Trecho do documento:
···

Nos casos em que o problema é funcional e não neurogênico, Ubirajara Barroso Jr. revela que o cérebro aprende o autocontrole com apenas uma aplicação. “A criança tem neuroplasticidade muito grande, é como se déssemos um reset. Tratamos os sintomas de urgência e, muitas vezes, o cérebro já aprende, esquece aquela sensação de urgência e a criança já passa a controlar voluntariamente a saída de urina”.
Para os pacientes que têm a bexiga neurogênica, por conta da falta de sensibilidade nos membros inferiores, em alguns casos, é possível fazer a aplicação em consultório, desde que haja os equipamentos adequados. “Nos outros casos, em que é mais funcional, é preciso ir para o centro cirúrgico, com uma leve sedação”, diz o médico.
A terapia com a toxina botulínica é usada tanto para tratar adultos quanto crianças com bexiga hiperativa ou bexiga neurogênica, problemas que podem acometer pessoas de qualquer idade. A Agência Nacional de Vigilância Sanitária (Anvisa) aprovou desde 2009 o uso da substância para tratar pessoas que sofrem com incontinência urinária. Segundo o Ministério da Saúde (MS), o problema atinge três milhões de brasileiros.
Doenças neurológicas e enxaquecas também podem melhorar com terapia
A toxina botulínica terapêutica é usada em diversas áreas da medicina, da oftalmologia à neurologia, passando por urologia e outras especialidades, diz a neurologista especialista em distúrbios do movimento e toxina, Roberta Gomes Kauark, das clínicas AMO - Saúde da Mulher e Neuroliv.
Especificamente na área de neurologia, a substância é muito usada para tratar enxaqueca crônica de forma preventiva. “Nesse caso, a aplicação é subcutânea e ela não é feita para relaxar o músculo, mas para neutralizar os impulsos nervosos que começam em cascata no nervo trigêmeo, levando a resposta de dor ao cérebro. Tratamos as terminações nervosas do trigêmeo para dessensibilizar e assim reduzir a incidência das crises”, explica Roberta Kauark.

···

(Entradas do conjunto de dados)
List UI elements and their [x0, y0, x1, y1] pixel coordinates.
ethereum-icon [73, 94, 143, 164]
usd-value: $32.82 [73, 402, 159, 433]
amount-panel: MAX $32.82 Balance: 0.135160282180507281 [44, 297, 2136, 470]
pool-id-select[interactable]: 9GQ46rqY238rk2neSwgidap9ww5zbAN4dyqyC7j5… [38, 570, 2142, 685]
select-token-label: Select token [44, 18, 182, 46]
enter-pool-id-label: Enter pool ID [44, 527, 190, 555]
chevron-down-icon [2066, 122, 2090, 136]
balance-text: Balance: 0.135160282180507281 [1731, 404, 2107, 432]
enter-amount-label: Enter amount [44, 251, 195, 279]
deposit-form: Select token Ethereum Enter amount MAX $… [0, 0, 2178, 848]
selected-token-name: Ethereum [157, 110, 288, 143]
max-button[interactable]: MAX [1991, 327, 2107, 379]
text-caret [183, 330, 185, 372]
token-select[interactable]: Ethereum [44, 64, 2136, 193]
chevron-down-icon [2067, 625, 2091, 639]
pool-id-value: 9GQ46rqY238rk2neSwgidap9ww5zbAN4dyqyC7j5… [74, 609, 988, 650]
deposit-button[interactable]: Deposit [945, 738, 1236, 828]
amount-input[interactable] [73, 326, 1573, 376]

···

O que fazer:
[1] Reescreva de forma mais concisa o parágrafo do texto sobre a toxina botulínica iniciado por “A terapia com a toxina botulínica”, preservando seus fatos principais.
[2] Transcreva literalmente o trecho do texto sobre a toxina botulínica que começa em "A terapia com" e prossegue até "Mulher e Neuroliv.".

Respostas das tarefas:
[1] A toxina botulínica trata adultos e crianças com bexiga hiperativa ou neurogênica, problemas que podem afetar pessoas de qualquer idade. Desde 2009, a Anvisa aprova seu uso no tratamento da incontinência urinária, que, segundo o Ministério da Saúde, atinge três milhões de brasileiros.

[2]
A terapia com a toxina botulínica é usada tanto para tratar adultos quanto crianças com bexiga hiperativa ou bexiga neurogênica, problemas que podem acometer pessoas de qualquer idade. A Agência Nacional de Vigilância Sanitária (Anvisa) aprovou desde 2009 o uso da substância para tratar pessoas que sofrem com incontinência urinária. Segundo o Ministério da Saúde (MS), o problema atinge três milhões de brasileiros.
Doenças neurológicas e enxaquecas também podem melhorar com terapia
A toxina botulínica terapêutica é usada em diversas áreas da medicina, da oftalmologia à neurologia, passando por urologia e outras especialidades, diz a neurologista especialista em distúrbios do movimento e toxina, Roberta Gomes Kauark, das clínicas AMO - Saúde da Mulher e Neuroliv.